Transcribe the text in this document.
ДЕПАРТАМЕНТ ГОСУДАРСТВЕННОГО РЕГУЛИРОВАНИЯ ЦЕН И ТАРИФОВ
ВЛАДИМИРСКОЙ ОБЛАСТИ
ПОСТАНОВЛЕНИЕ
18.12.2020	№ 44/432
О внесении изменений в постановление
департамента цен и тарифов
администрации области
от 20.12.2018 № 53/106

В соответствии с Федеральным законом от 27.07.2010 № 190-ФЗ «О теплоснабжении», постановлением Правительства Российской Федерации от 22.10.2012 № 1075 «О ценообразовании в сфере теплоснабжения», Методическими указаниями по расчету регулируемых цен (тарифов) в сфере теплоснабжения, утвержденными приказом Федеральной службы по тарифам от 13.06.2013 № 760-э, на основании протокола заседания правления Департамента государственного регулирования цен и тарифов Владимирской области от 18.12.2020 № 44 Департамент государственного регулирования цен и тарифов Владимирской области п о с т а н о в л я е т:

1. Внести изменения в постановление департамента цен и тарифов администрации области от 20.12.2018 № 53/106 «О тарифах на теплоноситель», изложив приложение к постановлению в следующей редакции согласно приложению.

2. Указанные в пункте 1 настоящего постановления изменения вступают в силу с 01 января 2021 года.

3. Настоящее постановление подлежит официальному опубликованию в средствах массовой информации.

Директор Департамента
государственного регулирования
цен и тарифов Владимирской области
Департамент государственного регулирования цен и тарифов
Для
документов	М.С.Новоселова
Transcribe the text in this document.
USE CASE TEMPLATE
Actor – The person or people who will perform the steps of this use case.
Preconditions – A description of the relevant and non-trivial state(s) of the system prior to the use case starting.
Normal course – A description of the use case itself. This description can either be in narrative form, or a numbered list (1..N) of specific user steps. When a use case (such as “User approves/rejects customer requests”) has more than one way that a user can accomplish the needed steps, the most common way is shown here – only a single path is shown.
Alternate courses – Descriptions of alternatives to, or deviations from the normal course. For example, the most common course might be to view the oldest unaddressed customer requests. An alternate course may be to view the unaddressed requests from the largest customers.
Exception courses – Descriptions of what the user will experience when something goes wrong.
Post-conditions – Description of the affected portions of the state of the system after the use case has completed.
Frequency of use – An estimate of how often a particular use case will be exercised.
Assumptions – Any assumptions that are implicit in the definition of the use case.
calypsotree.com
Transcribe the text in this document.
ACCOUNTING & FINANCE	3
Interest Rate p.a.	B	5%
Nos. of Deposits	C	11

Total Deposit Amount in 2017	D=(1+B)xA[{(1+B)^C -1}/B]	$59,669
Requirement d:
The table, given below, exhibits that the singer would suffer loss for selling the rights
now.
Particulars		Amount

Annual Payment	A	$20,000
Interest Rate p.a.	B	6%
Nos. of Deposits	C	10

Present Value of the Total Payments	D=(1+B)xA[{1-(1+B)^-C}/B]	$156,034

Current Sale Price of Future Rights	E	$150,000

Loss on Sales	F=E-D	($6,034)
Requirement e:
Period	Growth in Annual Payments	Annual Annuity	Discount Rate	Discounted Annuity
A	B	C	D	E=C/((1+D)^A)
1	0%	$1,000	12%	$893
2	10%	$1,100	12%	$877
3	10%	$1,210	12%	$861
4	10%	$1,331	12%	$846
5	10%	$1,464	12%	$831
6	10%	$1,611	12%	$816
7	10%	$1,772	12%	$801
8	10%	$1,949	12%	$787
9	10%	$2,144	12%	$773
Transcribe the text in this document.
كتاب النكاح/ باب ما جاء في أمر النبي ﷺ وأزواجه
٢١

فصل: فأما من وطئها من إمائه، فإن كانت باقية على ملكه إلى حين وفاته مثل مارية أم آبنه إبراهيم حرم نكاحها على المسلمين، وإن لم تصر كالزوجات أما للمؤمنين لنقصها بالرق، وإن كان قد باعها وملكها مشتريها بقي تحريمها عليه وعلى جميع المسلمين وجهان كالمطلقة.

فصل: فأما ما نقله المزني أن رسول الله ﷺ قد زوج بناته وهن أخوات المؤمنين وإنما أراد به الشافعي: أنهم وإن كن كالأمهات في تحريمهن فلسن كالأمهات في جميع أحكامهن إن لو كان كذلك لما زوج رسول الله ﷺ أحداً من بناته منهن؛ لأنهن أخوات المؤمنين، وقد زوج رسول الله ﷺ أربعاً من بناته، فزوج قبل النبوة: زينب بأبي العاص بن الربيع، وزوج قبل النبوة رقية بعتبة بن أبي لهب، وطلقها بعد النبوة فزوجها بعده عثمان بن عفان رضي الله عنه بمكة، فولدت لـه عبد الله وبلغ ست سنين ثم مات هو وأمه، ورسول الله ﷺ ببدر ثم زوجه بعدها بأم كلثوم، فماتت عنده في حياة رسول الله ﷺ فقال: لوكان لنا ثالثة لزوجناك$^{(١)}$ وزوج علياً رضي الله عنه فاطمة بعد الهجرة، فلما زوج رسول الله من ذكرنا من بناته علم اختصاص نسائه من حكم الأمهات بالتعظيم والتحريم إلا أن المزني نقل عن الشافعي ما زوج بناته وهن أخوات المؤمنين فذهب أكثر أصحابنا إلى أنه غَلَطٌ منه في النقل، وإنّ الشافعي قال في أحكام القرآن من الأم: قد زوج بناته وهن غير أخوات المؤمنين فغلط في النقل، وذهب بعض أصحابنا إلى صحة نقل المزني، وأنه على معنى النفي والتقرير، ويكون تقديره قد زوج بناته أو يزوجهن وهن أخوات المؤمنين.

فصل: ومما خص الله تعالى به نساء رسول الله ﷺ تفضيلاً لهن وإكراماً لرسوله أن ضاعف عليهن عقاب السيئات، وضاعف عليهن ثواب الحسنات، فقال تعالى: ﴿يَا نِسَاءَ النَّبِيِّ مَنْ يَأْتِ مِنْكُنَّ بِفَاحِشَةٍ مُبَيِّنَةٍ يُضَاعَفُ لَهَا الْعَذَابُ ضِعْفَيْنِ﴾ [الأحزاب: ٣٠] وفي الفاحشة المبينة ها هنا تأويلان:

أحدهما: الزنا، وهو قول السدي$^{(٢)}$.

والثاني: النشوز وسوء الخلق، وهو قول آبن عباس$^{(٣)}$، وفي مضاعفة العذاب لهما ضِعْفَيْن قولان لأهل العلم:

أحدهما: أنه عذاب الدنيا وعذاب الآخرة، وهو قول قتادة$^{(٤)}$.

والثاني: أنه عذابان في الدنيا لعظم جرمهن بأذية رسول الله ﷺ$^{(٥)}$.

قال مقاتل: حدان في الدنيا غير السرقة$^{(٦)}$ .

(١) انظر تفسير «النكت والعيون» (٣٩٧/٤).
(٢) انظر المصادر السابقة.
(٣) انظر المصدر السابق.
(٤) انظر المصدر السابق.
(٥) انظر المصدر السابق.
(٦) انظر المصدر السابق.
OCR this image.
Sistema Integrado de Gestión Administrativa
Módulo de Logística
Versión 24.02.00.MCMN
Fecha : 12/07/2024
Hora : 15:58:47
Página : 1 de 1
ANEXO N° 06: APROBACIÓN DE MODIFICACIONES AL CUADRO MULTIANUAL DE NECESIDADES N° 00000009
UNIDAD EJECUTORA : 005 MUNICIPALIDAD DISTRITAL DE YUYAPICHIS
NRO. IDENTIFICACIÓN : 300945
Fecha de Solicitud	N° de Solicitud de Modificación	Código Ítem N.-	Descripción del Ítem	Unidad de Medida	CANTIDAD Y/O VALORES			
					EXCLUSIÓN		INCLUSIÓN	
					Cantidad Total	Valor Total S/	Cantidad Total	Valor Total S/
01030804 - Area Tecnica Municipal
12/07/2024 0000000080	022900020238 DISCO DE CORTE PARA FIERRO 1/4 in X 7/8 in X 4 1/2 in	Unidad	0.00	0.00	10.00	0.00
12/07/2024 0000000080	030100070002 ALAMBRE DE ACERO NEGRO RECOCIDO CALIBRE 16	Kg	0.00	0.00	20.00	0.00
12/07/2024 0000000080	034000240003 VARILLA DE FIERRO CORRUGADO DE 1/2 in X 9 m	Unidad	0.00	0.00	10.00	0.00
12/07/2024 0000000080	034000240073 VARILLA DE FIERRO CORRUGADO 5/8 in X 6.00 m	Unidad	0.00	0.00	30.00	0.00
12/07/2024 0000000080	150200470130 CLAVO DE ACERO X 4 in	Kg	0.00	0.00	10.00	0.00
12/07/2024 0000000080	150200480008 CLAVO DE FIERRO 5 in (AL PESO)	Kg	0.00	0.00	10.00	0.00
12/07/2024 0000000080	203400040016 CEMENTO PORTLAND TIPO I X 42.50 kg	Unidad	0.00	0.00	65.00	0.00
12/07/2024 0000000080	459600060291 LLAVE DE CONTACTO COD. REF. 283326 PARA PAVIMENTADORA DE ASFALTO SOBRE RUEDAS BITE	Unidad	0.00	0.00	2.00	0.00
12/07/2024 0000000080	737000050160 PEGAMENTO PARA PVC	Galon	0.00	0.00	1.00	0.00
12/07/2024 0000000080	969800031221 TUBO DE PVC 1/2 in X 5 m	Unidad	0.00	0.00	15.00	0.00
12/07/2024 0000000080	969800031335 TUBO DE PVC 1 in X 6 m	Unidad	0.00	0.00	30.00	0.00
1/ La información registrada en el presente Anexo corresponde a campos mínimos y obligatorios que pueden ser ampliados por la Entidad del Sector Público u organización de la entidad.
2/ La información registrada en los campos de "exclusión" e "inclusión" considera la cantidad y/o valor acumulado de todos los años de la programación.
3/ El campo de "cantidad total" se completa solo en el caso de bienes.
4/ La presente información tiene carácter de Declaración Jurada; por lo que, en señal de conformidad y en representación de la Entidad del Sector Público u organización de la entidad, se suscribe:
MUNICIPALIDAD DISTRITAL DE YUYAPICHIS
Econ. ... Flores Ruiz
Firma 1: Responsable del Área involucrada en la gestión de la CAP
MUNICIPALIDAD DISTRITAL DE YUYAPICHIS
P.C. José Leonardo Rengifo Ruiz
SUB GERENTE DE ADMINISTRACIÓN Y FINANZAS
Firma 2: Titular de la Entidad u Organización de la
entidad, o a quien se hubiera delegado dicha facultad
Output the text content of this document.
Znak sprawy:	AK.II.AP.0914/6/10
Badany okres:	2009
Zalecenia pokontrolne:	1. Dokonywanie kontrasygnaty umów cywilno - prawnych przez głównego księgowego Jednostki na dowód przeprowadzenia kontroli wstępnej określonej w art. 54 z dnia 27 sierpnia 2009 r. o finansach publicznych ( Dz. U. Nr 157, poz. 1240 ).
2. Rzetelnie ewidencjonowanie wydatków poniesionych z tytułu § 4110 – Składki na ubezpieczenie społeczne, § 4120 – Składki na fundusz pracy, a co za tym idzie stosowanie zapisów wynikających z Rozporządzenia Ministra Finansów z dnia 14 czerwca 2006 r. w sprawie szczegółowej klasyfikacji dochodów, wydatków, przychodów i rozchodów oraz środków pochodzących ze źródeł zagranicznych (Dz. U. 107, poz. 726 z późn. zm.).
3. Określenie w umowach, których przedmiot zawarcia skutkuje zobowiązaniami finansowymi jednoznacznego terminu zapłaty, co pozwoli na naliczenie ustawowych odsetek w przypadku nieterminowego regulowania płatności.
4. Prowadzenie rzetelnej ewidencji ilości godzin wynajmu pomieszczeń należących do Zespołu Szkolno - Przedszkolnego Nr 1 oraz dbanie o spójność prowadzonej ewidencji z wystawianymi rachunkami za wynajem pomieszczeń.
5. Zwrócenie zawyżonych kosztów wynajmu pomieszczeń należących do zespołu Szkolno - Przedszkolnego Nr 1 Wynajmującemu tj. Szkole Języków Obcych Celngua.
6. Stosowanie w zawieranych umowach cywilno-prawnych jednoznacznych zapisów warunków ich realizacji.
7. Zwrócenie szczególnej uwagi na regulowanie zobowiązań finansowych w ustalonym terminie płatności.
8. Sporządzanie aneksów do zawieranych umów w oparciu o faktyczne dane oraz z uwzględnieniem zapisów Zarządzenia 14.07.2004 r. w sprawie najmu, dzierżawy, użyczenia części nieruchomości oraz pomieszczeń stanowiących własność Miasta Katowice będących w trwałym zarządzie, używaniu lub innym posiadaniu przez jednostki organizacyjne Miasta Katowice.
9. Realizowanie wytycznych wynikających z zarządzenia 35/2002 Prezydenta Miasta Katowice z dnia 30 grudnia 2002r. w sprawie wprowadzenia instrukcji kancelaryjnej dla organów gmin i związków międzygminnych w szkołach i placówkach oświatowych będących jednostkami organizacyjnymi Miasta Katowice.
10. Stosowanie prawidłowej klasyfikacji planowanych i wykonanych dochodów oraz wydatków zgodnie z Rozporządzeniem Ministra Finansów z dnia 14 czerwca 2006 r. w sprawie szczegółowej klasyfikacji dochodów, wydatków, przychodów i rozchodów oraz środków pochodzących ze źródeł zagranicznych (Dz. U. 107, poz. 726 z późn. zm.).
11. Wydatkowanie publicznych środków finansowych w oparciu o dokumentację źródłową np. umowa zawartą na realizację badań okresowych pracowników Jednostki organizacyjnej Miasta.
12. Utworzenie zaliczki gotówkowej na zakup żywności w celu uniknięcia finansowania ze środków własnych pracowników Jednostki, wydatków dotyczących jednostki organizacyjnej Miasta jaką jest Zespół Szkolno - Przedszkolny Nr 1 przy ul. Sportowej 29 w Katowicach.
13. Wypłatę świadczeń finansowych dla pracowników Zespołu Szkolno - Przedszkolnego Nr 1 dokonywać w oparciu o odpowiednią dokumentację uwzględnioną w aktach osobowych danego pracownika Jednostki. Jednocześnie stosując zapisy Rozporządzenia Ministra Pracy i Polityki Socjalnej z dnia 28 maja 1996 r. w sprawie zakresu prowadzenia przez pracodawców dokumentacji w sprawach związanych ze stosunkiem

::::::

◆ Work to do ◆
Where a line in the entries holds "należących", copy that line.

◆ Output for this exercise ◆
4. Prowadzenie rzetelnej ewidencji ilości godzin wynajmu pomieszczeń należących do Zespołu Szkolno - Przedszkolnego Nr 1 oraz dbanie o spójność prowadzonej ewidencji z wystawianymi rachunkami za wynajem pomieszczeń.
5. Zwrócenie zawyżonych kosztów wynajmu pomieszczeń należących do zespołu Szkolno - Przedszkolnego Nr 1 Wynajmującemu tj. Szkole Języków Obcych Celngua.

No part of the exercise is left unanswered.